PROMPT:
Copy out exactly the lines running from the one with "Extract all readable text from this page." through the final line, both ends included, and nothing else. Pictures stay out of the copy.

PROVIDED INFORMATION:
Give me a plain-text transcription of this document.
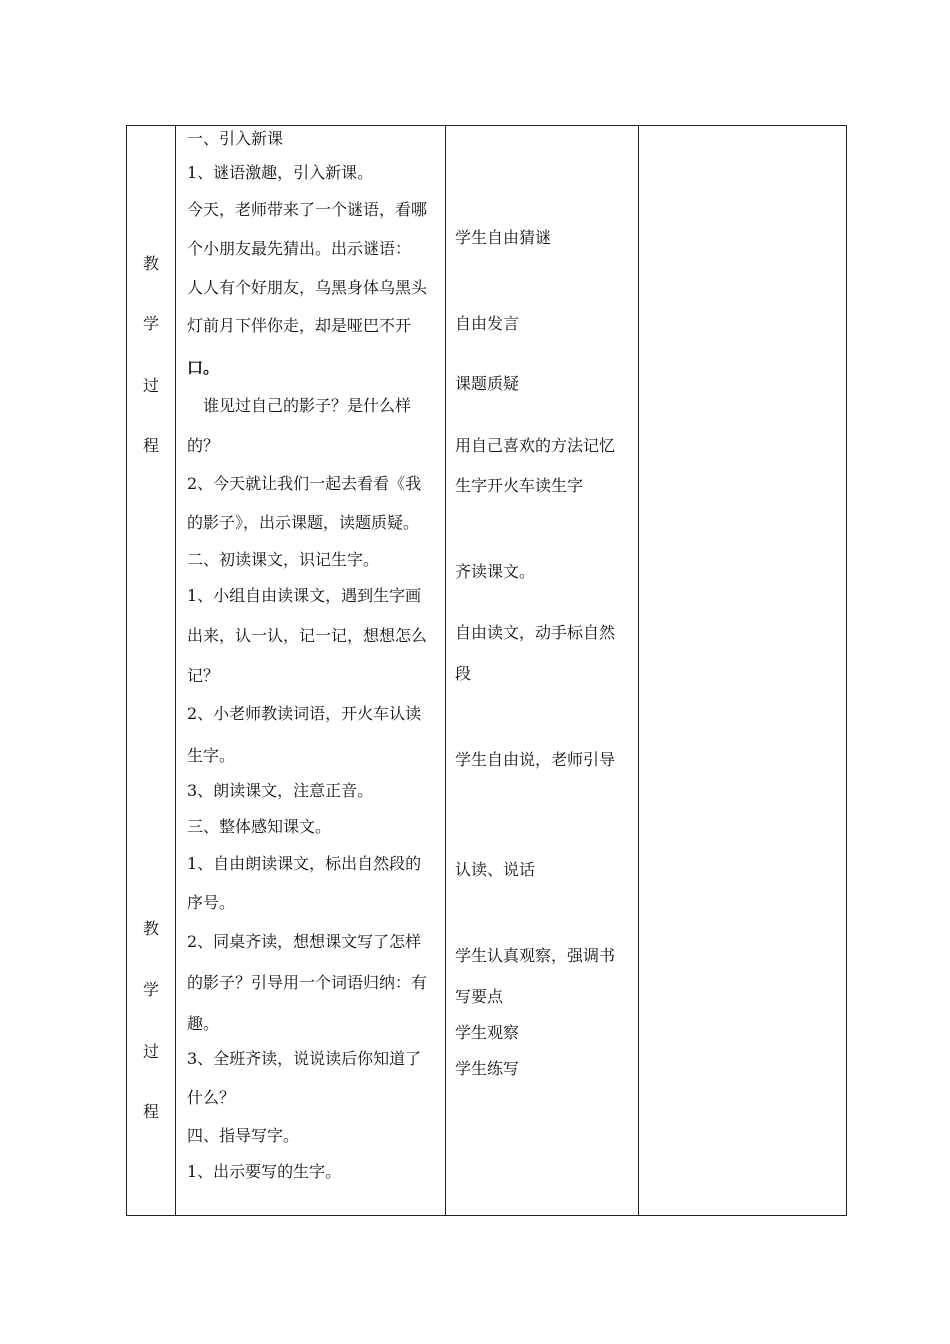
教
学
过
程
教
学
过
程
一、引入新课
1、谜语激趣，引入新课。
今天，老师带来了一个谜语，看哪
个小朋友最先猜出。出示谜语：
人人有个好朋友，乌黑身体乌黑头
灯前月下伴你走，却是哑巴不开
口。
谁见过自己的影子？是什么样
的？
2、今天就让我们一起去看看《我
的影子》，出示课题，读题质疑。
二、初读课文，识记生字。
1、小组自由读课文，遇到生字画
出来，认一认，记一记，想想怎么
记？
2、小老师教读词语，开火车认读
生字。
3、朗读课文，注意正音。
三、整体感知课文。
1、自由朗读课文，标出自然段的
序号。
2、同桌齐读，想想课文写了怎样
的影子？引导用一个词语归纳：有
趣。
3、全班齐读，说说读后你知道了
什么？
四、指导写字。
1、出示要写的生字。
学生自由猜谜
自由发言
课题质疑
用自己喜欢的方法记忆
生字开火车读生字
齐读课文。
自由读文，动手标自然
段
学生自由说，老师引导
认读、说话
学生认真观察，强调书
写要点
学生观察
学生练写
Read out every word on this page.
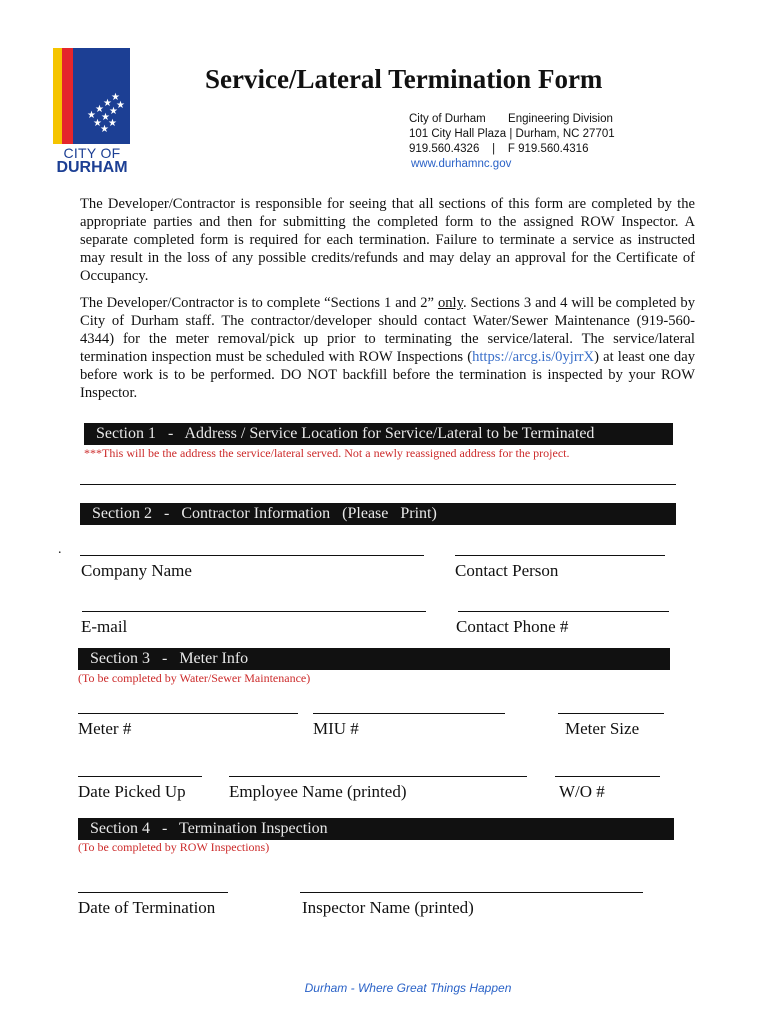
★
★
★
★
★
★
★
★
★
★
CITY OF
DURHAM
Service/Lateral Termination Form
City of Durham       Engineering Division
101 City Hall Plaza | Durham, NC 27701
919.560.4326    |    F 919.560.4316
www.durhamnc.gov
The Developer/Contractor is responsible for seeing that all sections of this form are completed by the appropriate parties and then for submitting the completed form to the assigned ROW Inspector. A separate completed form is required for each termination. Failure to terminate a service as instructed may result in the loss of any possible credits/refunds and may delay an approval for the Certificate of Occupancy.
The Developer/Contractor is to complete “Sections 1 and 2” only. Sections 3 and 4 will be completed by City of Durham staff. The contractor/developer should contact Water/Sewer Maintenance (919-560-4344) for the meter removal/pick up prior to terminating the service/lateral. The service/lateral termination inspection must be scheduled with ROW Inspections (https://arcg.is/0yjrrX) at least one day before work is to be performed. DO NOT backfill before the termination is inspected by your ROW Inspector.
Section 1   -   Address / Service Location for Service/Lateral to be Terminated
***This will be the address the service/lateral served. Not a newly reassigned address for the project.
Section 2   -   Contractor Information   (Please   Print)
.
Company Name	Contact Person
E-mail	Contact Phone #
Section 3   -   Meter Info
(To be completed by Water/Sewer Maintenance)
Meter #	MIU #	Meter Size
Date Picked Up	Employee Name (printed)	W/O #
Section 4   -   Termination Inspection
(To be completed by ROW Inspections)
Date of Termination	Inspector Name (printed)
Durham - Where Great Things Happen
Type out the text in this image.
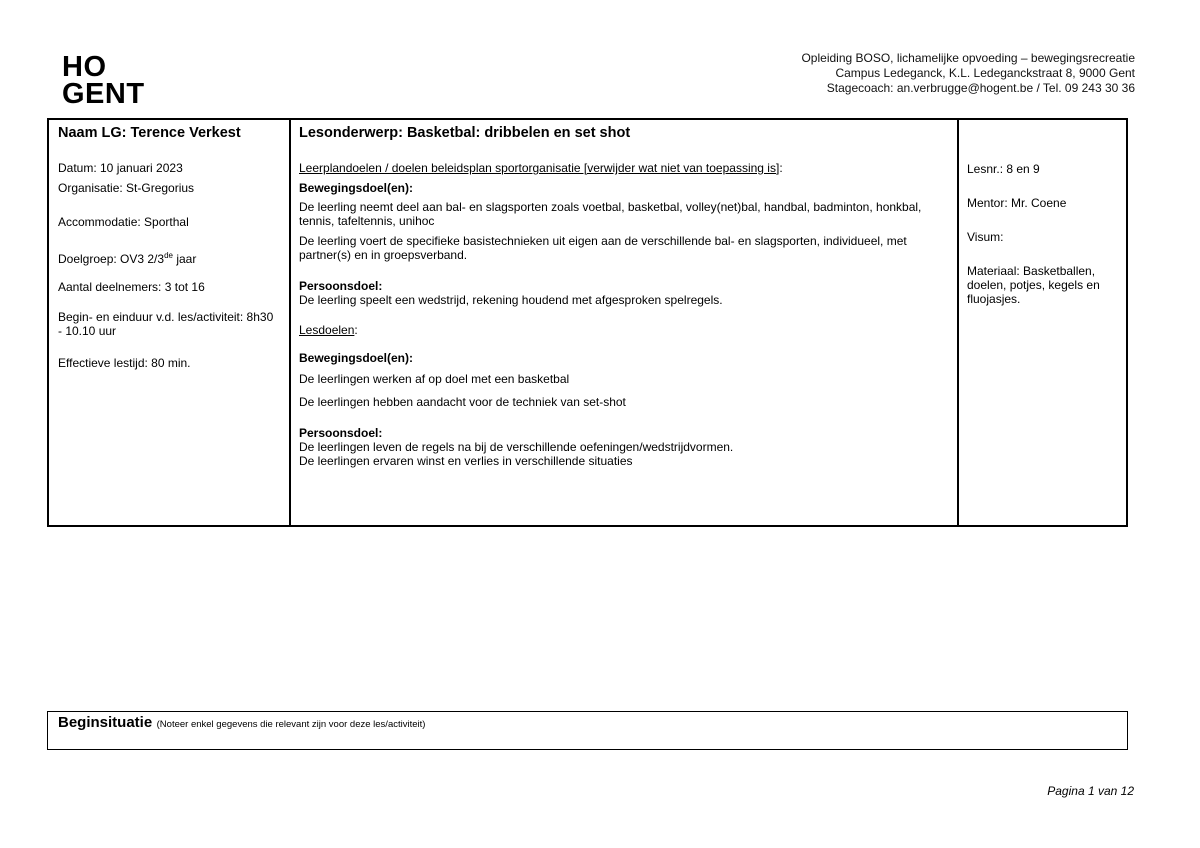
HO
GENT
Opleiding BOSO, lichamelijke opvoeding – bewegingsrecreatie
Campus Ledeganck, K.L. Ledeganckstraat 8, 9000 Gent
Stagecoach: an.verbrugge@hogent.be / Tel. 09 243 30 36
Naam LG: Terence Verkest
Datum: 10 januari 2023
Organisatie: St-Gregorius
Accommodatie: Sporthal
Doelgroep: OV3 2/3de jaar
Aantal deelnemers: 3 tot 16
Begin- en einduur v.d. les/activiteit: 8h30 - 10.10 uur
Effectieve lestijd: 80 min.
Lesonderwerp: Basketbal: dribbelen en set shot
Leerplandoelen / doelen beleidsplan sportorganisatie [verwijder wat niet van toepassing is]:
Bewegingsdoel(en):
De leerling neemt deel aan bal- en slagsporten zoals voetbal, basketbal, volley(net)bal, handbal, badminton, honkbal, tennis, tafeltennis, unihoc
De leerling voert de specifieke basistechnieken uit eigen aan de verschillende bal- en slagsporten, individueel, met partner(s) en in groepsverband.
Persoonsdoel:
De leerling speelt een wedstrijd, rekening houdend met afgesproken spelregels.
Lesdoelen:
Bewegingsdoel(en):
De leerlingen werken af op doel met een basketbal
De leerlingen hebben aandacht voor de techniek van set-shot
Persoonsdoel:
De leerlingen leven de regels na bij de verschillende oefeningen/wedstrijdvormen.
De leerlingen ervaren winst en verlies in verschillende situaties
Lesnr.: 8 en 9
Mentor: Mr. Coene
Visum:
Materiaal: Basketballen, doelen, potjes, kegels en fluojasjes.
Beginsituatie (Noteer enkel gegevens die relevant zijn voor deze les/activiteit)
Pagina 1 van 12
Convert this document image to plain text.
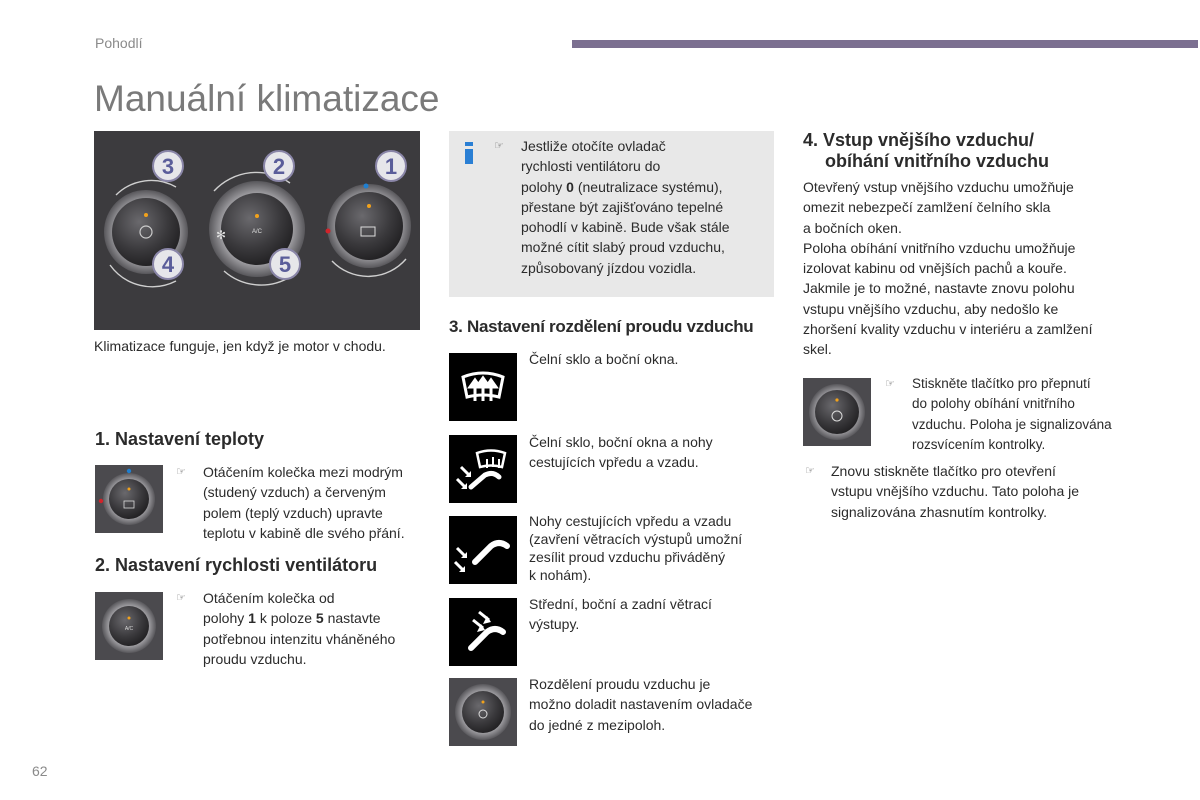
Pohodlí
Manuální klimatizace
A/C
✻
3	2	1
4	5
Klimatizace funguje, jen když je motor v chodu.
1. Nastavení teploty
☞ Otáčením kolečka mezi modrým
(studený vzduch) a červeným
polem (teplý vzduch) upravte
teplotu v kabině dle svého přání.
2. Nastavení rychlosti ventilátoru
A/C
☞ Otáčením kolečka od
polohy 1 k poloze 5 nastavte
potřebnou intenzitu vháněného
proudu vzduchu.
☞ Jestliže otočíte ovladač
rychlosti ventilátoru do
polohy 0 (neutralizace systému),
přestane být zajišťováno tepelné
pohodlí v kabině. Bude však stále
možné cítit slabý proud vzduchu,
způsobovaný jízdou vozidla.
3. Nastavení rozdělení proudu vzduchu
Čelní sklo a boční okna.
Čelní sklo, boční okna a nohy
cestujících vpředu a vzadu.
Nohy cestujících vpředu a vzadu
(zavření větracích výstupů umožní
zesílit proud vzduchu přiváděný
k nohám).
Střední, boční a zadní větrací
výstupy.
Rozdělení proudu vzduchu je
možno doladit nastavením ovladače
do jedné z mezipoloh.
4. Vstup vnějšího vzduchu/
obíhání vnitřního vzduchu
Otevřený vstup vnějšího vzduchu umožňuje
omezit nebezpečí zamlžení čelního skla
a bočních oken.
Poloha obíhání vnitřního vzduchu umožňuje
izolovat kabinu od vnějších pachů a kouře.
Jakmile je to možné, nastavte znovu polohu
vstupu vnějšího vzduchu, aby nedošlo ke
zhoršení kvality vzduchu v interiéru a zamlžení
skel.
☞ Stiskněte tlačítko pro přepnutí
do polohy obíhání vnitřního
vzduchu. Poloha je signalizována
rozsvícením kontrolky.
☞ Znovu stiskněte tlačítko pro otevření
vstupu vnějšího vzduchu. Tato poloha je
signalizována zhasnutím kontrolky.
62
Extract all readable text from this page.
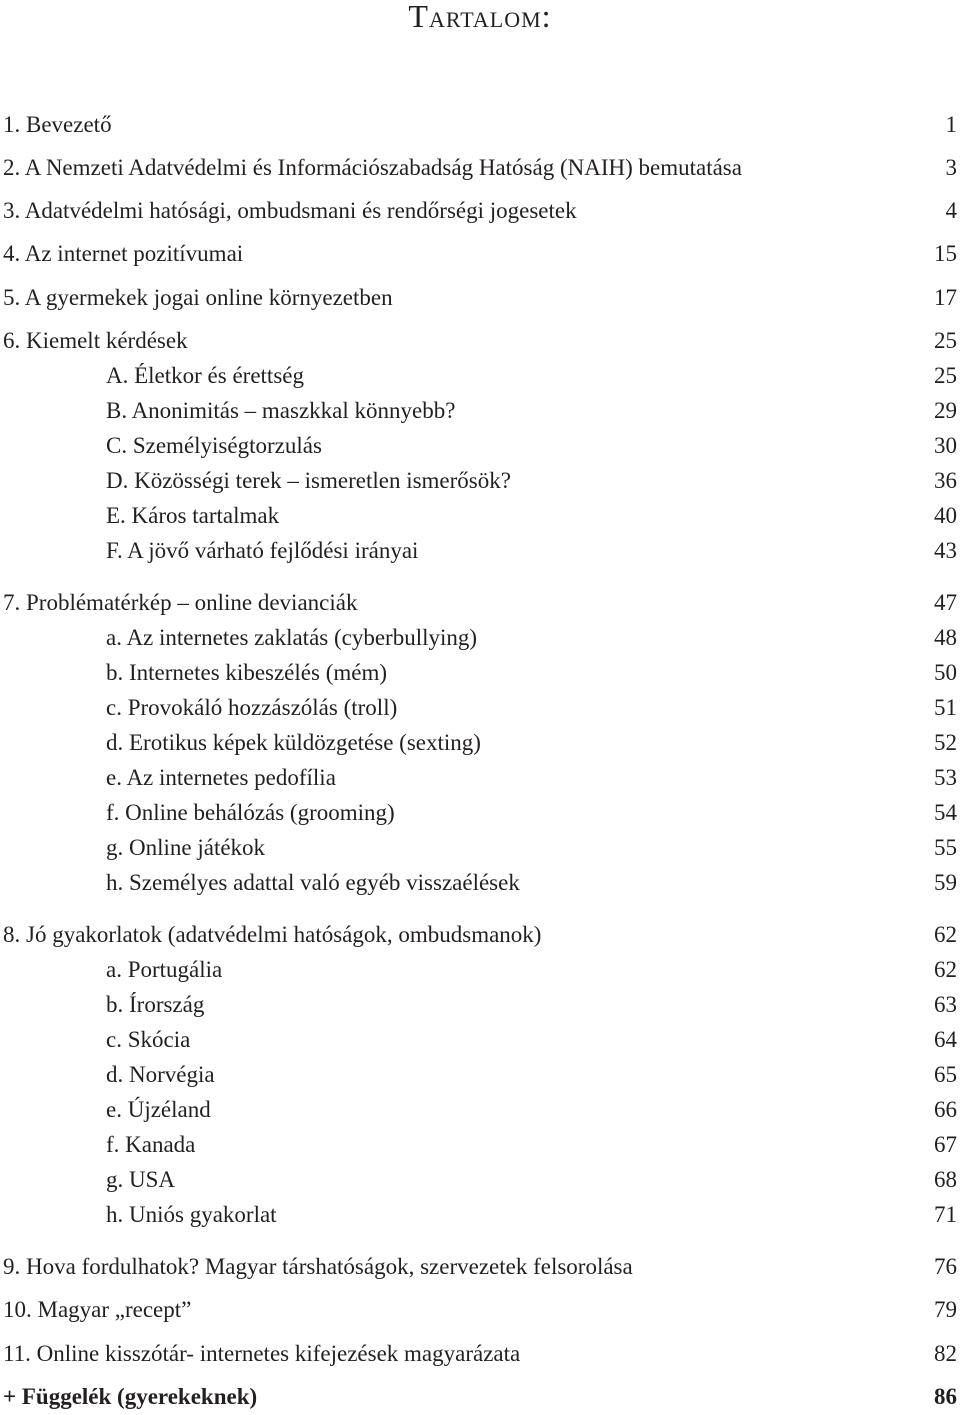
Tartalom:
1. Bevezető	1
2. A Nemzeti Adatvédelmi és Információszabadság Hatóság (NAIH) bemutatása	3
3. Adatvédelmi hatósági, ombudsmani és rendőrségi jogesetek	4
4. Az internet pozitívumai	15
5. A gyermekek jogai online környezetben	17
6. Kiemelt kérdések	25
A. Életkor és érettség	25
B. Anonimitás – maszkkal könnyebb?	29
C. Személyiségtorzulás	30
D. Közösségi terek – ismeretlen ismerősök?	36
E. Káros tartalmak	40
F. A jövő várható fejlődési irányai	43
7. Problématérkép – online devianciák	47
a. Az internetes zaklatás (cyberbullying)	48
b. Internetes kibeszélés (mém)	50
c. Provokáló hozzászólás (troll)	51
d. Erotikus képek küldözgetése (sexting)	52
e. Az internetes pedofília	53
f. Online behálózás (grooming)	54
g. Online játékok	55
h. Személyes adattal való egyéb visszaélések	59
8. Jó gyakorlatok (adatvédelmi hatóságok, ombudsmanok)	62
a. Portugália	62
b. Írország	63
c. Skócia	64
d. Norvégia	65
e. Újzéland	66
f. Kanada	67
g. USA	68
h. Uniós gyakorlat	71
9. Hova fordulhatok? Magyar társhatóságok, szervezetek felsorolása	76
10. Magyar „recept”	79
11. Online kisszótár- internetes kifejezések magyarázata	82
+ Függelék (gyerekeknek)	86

FINISHED ANSWER:
Extract all readable text from this page.
Tartalom:
1. Bevezető	1
2. A Nemzeti Adatvédelmi és Információszabadság Hatóság (NAIH) bemutatása	3
3. Adatvédelmi hatósági, ombudsmani és rendőrségi jogesetek	4
4. Az internet pozitívumai	15
5. A gyermekek jogai online környezetben	17
6. Kiemelt kérdések	25
A. Életkor és érettség	25
B. Anonimitás – maszkkal könnyebb?	29
C. Személyiségtorzulás	30
D. Közösségi terek – ismeretlen ismerősök?	36
E. Káros tartalmak	40
F. A jövő várható fejlődési irányai	43
7. Problématérkép – online devianciák	47
a. Az internetes zaklatás (cyberbullying)	48
b. Internetes kibeszélés (mém)	50
c. Provokáló hozzászólás (troll)	51
d. Erotikus képek küldözgetése (sexting)	52
e. Az internetes pedofília	53
f. Online behálózás (grooming)	54
g. Online játékok	55
h. Személyes adattal való egyéb visszaélések	59
8. Jó gyakorlatok (adatvédelmi hatóságok, ombudsmanok)	62
a. Portugália	62
b. Írország	63
c. Skócia	64
d. Norvégia	65
e. Újzéland	66
f. Kanada	67
g. USA	68
h. Uniós gyakorlat	71
9. Hova fordulhatok? Magyar társhatóságok, szervezetek felsorolása	76
10. Magyar „recept”	79
11. Online kisszótár- internetes kifejezések magyarázata	82
+ Függelék (gyerekeknek)	86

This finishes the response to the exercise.